* _Requirement_
Exclude the pictures and return every line exactly as written.
↓↓↓
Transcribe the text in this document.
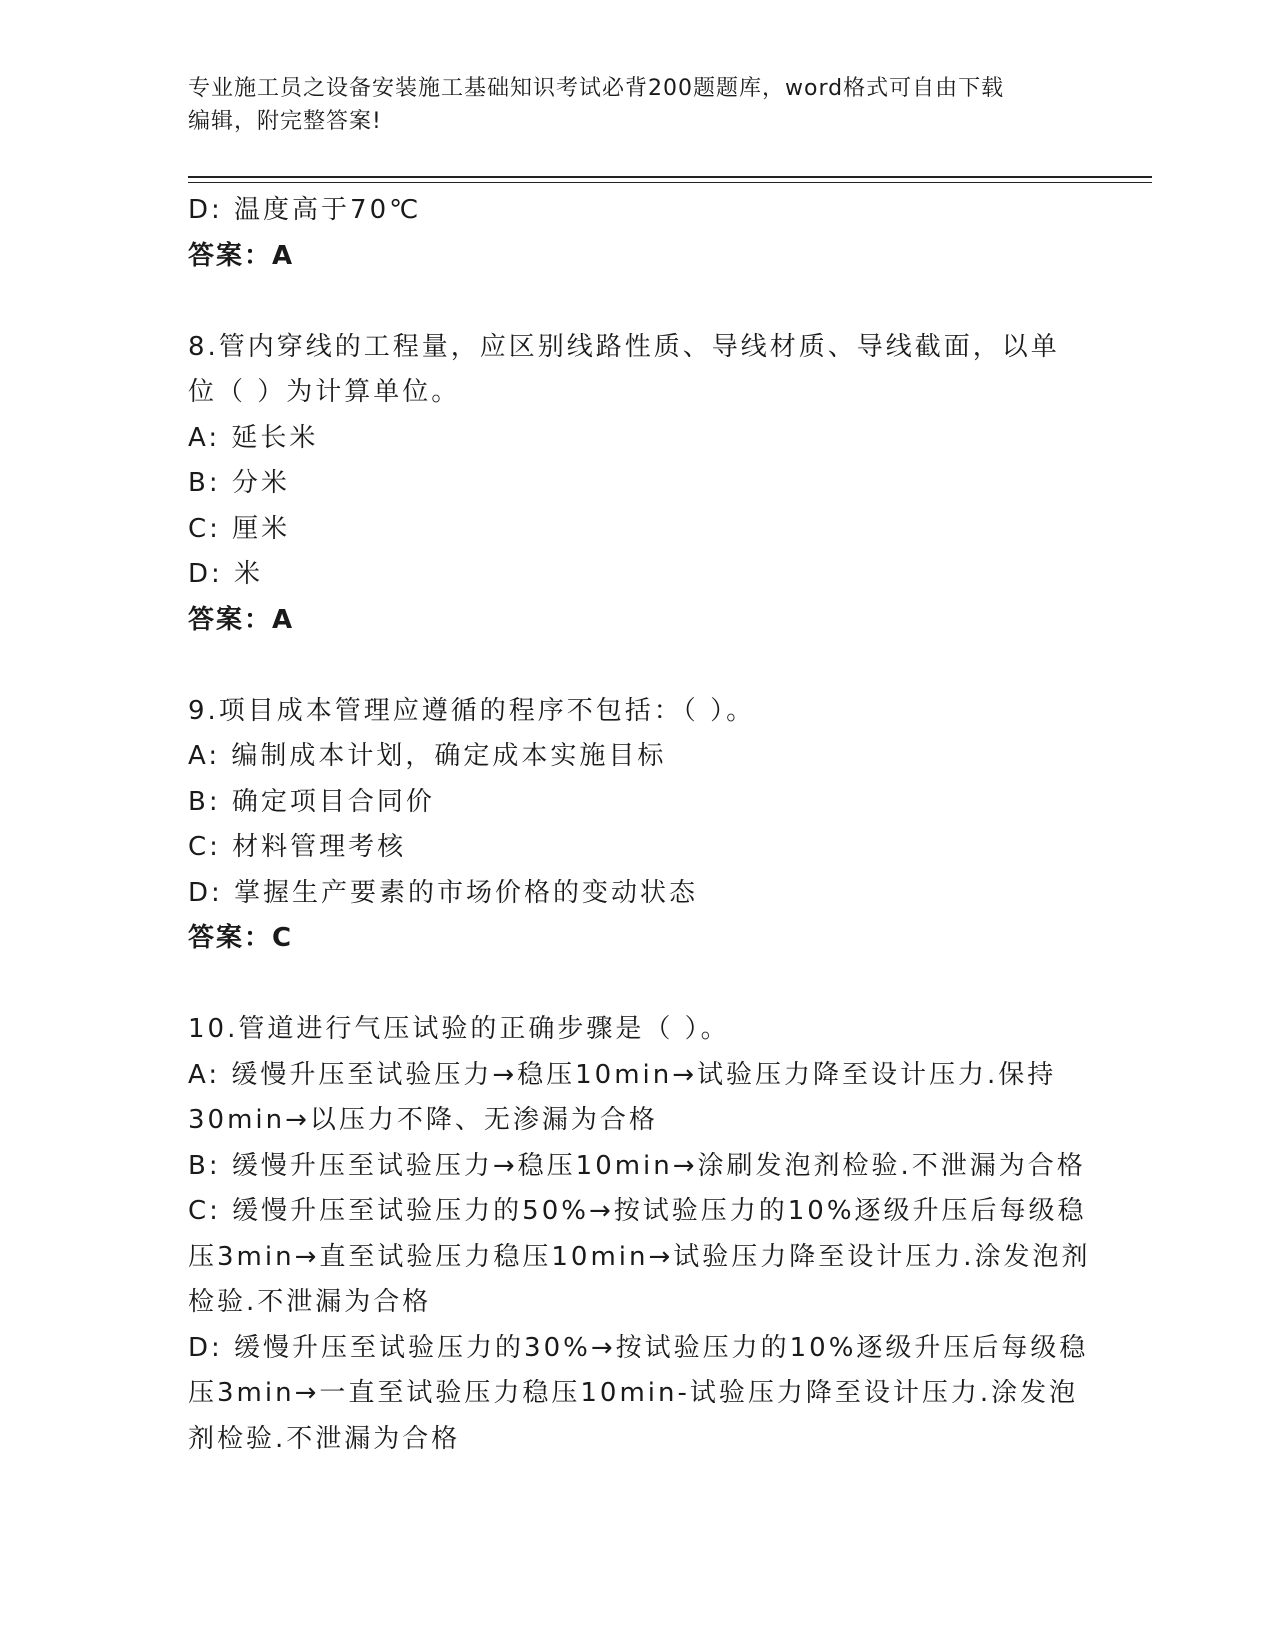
专业施工员之设备安装施工基础知识考试必背200题题库，word格式可自由下载
编辑，附完整答案!
D: 温度高于70℃
答案：A
8.管内穿线的工程量，应区别线路性质、导线材质、导线截面，以单
位（ ）为计算单位。
A: 延长米
B: 分米
C: 厘米
D: 米
答案：A
9.项目成本管理应遵循的程序不包括：（ ）。
A: 编制成本计划，确定成本实施目标
B: 确定项目合同价
C: 材料管理考核
D: 掌握生产要素的市场价格的变动状态
答案：C
10.管道进行气压试验的正确步骤是（ ）。
A: 缓慢升压至试验压力→稳压10min→试验压力降至设计压力.保持
30min→以压力不降、无渗漏为合格
B: 缓慢升压至试验压力→稳压10min→涂刷发泡剂检验.不泄漏为合格
C: 缓慢升压至试验压力的50%→按试验压力的10%逐级升压后每级稳
压3min→直至试验压力稳压10min→试验压力降至设计压力.涂发泡剂
检验.不泄漏为合格
D: 缓慢升压至试验压力的30%→按试验压力的10%逐级升压后每级稳
压3min→一直至试验压力稳压10min-试验压力降至设计压力.涂发泡
剂检验.不泄漏为合格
↑↑↑
* _Solution_
Transcribe the text in this document.
专业施工员之设备安装施工基础知识考试必背200题题库，word格式可自由下载
编辑，附完整答案!
D: 温度高于70℃
答案：A
8.管内穿线的工程量，应区别线路性质、导线材质、导线截面，以单
位（ ）为计算单位。
A: 延长米
B: 分米
C: 厘米
D: 米
答案：A
9.项目成本管理应遵循的程序不包括：（ ）。
A: 编制成本计划，确定成本实施目标
B: 确定项目合同价
C: 材料管理考核
D: 掌握生产要素的市场价格的变动状态
答案：C
10.管道进行气压试验的正确步骤是（ ）。
A: 缓慢升压至试验压力→稳压10min→试验压力降至设计压力.保持
30min→以压力不降、无渗漏为合格
B: 缓慢升压至试验压力→稳压10min→涂刷发泡剂检验.不泄漏为合格
C: 缓慢升压至试验压力的50%→按试验压力的10%逐级升压后每级稳
压3min→直至试验压力稳压10min→试验压力降至设计压力.涂发泡剂
检验.不泄漏为合格
D: 缓慢升压至试验压力的30%→按试验压力的10%逐级升压后每级稳
压3min→一直至试验压力稳压10min-试验压力降至设计压力.涂发泡
剂检验.不泄漏为合格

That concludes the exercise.